(Task to complete):
Look below and pull out each line with the word "在多项式中".

+---+

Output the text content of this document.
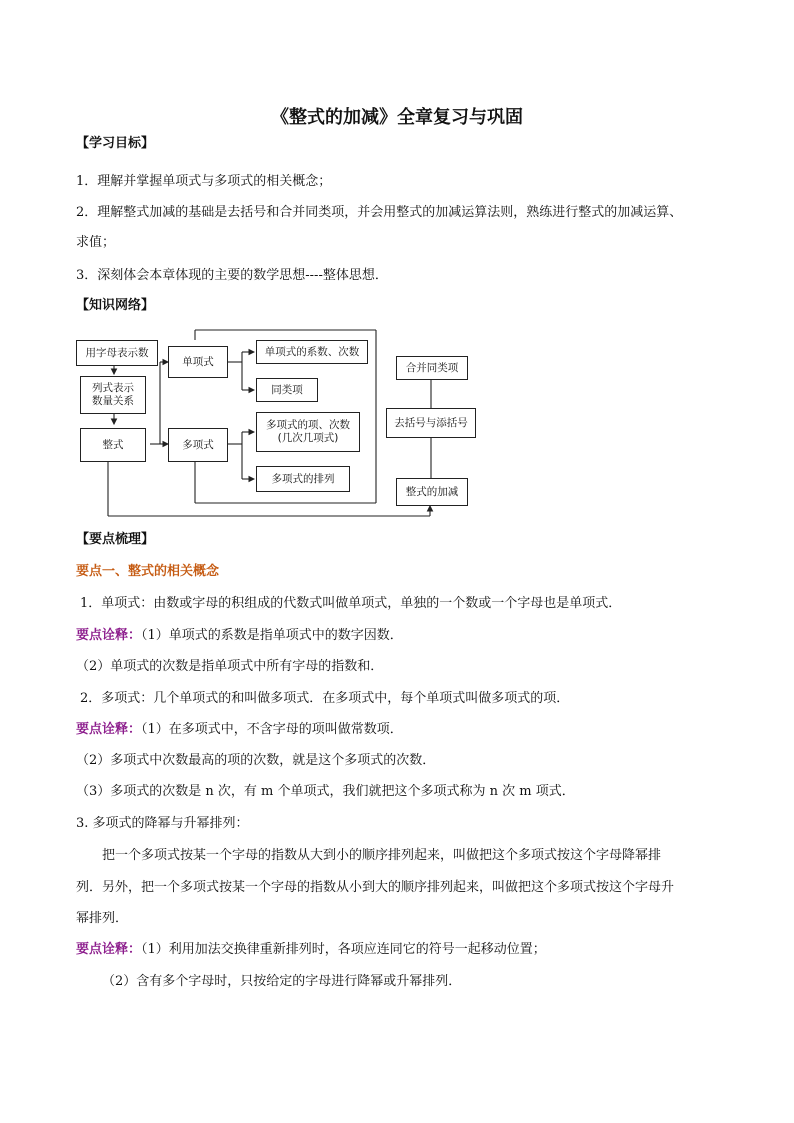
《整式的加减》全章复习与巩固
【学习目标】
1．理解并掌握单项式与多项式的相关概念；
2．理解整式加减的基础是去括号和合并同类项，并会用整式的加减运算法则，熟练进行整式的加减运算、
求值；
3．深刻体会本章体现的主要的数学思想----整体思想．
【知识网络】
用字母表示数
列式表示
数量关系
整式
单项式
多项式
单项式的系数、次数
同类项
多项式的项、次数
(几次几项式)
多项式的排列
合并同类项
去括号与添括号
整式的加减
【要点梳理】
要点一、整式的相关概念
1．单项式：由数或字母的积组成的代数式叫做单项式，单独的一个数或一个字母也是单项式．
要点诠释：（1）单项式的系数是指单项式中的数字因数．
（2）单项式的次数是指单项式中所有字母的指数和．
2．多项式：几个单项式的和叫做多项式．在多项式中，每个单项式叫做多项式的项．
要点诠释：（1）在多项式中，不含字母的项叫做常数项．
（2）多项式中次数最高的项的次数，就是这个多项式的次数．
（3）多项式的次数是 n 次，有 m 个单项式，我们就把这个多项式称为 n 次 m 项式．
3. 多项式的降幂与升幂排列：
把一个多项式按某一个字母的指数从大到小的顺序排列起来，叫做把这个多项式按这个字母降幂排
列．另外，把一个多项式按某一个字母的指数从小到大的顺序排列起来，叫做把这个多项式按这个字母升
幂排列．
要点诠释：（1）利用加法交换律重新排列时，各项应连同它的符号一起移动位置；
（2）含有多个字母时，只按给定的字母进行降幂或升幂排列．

+---+

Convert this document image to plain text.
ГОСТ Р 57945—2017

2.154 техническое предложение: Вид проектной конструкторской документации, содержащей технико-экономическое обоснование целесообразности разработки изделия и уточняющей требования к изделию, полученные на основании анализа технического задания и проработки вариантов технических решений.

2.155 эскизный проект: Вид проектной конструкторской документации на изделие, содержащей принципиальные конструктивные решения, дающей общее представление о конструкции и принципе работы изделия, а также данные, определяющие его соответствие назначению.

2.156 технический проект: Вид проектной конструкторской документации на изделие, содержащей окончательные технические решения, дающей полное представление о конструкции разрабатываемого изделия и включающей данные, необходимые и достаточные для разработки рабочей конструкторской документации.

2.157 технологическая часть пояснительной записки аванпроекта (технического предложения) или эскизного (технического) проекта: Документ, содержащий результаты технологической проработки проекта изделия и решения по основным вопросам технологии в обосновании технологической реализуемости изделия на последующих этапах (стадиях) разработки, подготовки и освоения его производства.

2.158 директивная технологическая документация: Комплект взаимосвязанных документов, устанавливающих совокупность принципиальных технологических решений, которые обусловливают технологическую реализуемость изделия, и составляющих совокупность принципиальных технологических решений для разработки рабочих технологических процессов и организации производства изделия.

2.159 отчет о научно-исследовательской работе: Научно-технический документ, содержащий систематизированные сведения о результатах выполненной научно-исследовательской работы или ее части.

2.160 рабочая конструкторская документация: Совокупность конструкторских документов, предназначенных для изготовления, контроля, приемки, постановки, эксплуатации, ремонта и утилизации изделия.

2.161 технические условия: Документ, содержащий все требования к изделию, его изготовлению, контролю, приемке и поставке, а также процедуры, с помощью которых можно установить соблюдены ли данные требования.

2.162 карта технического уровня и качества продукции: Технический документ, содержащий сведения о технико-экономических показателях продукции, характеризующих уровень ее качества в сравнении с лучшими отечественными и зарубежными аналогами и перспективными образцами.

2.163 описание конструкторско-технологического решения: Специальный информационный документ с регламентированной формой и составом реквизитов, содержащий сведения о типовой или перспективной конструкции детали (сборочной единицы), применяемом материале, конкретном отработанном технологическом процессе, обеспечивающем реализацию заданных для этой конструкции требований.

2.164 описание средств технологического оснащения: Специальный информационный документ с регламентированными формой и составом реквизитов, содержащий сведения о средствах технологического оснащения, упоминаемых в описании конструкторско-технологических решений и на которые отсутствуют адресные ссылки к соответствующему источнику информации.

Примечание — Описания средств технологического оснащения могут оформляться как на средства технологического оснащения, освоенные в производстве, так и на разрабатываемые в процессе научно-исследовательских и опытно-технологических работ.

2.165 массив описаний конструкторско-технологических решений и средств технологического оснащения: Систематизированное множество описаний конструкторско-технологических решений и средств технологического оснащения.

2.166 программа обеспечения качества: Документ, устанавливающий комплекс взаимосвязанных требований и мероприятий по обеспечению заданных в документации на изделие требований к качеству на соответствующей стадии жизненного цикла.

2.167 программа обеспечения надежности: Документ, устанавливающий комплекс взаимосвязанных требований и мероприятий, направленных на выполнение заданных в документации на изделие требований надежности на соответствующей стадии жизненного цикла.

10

+---+

(Full response):
2．多项式：几个单项式的和叫做多项式．在多项式中，每个单项式叫做多项式的项．
要点诠释：（1）在多项式中，不含字母的项叫做常数项．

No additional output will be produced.